## Stored data entries:
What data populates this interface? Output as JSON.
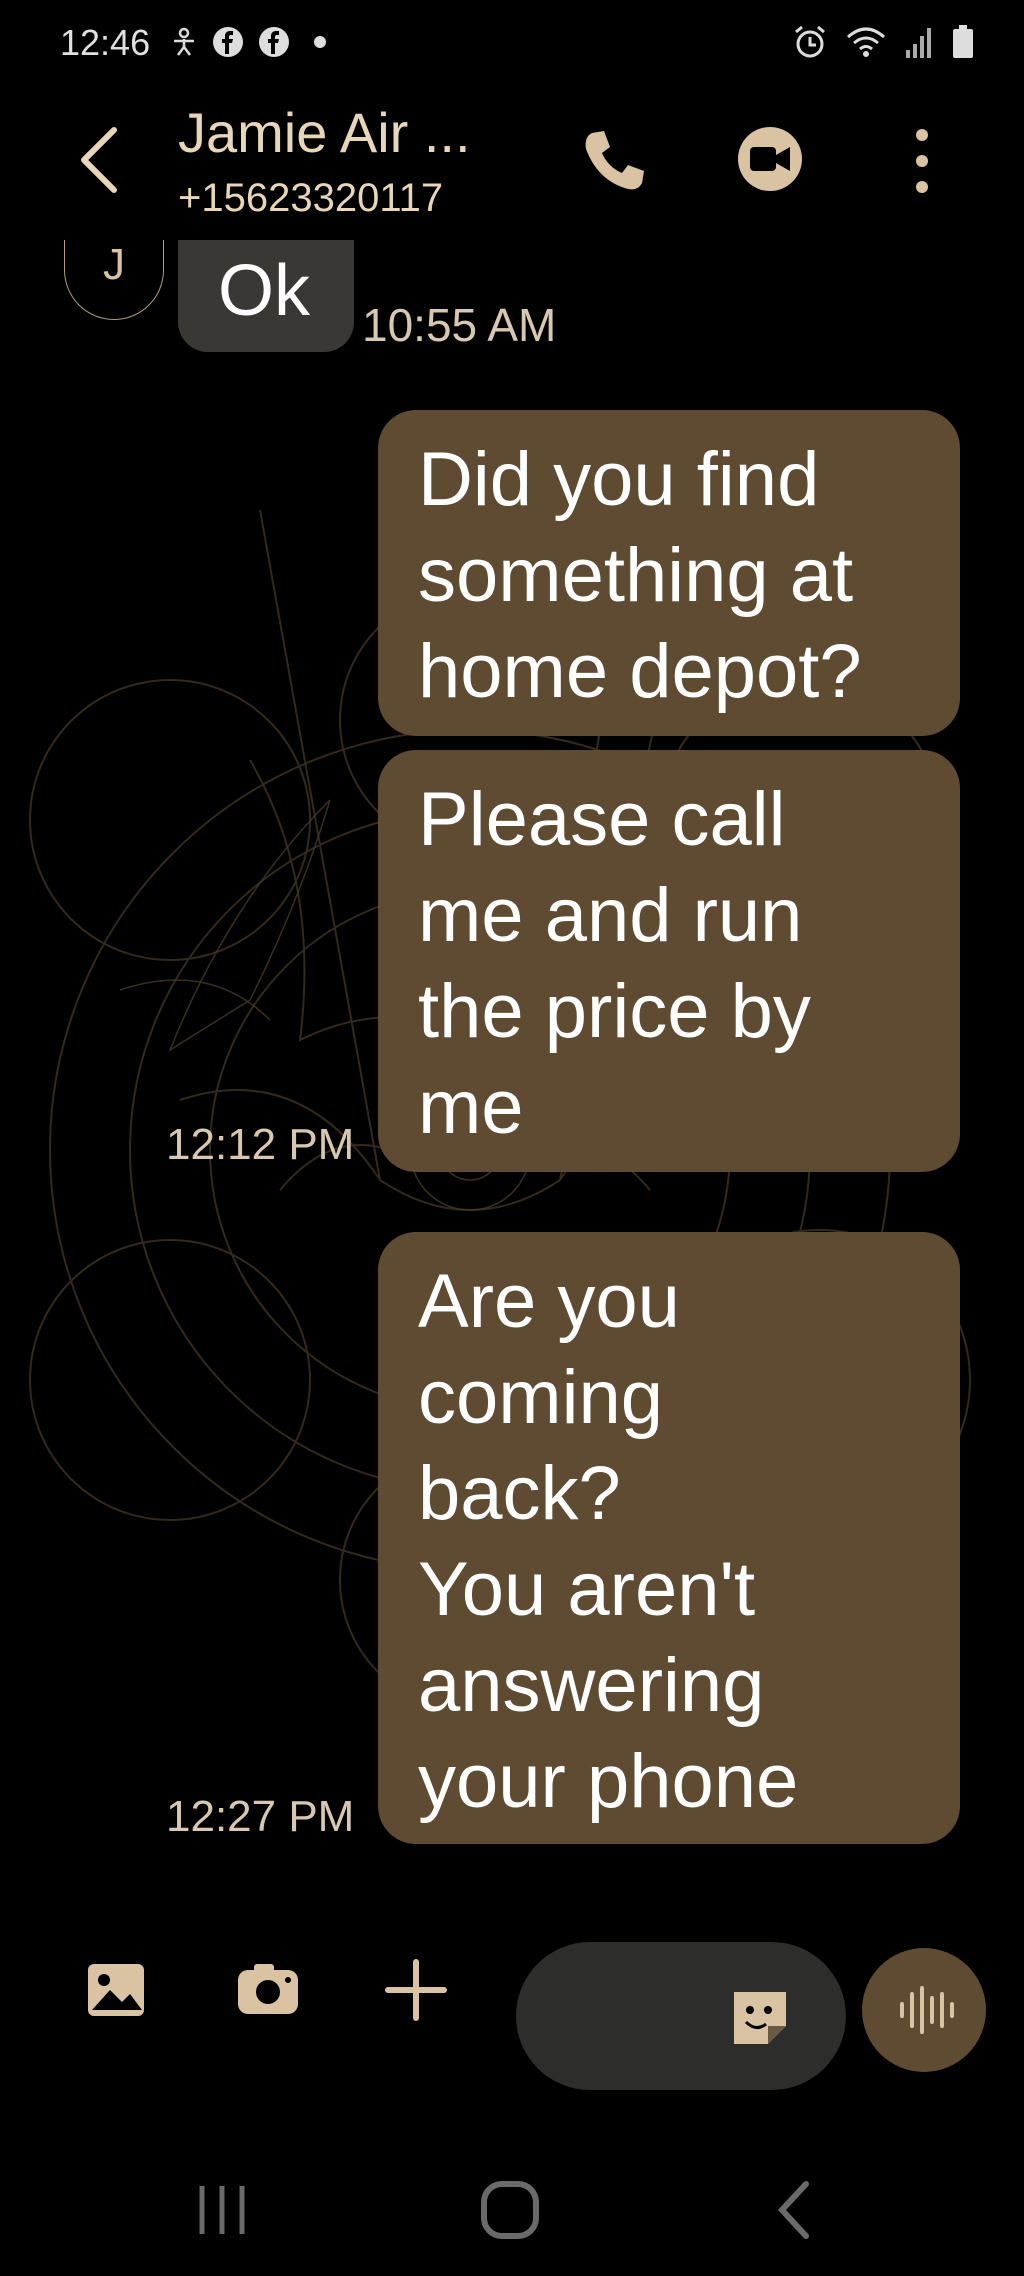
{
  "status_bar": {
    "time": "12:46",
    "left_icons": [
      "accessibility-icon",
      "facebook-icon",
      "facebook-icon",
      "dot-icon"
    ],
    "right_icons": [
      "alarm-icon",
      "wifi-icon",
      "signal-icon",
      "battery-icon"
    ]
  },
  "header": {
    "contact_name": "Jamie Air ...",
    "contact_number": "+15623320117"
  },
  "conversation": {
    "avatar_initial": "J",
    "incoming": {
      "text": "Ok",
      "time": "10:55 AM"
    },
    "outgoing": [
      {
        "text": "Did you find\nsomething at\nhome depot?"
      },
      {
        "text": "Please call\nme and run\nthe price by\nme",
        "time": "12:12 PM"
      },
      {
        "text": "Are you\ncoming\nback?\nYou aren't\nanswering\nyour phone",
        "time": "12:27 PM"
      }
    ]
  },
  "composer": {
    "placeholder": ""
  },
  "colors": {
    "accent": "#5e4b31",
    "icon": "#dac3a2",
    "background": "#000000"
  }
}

...

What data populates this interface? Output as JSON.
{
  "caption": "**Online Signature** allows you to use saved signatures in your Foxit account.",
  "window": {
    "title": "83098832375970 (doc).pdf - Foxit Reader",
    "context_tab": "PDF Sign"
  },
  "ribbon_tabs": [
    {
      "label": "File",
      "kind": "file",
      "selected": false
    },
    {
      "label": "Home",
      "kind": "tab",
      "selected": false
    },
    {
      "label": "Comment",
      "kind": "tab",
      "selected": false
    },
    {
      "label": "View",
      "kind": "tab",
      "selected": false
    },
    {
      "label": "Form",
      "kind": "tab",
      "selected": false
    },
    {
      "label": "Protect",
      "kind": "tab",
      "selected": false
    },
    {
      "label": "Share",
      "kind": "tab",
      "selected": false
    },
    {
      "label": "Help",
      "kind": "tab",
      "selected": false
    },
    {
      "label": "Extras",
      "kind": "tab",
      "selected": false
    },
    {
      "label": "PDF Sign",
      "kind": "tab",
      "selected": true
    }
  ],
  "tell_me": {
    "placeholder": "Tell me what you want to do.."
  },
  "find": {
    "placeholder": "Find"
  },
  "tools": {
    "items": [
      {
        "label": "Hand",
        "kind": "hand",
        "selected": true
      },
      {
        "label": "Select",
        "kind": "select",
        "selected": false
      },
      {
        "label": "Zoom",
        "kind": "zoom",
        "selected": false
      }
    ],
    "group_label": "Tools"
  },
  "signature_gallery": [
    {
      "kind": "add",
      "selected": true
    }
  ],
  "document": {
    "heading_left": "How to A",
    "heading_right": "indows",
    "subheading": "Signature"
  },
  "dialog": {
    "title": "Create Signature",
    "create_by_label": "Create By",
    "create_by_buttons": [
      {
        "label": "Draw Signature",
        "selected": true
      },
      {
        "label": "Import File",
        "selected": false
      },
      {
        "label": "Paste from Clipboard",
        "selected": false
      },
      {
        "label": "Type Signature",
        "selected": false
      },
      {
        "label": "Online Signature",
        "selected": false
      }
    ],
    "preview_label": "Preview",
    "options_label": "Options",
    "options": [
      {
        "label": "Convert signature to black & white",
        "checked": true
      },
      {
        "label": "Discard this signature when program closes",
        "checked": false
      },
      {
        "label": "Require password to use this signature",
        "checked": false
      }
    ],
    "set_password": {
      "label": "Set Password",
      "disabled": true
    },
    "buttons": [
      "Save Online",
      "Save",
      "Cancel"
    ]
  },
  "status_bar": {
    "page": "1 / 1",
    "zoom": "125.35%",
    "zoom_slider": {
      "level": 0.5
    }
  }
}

## To do:
From the listing above, copy every line that includes the word "Online".

## Response:
  "caption": "**Online Signature** allows you to use saved signatures in your Foxit account.",
        "label": "Online Signature",
      "Save Online",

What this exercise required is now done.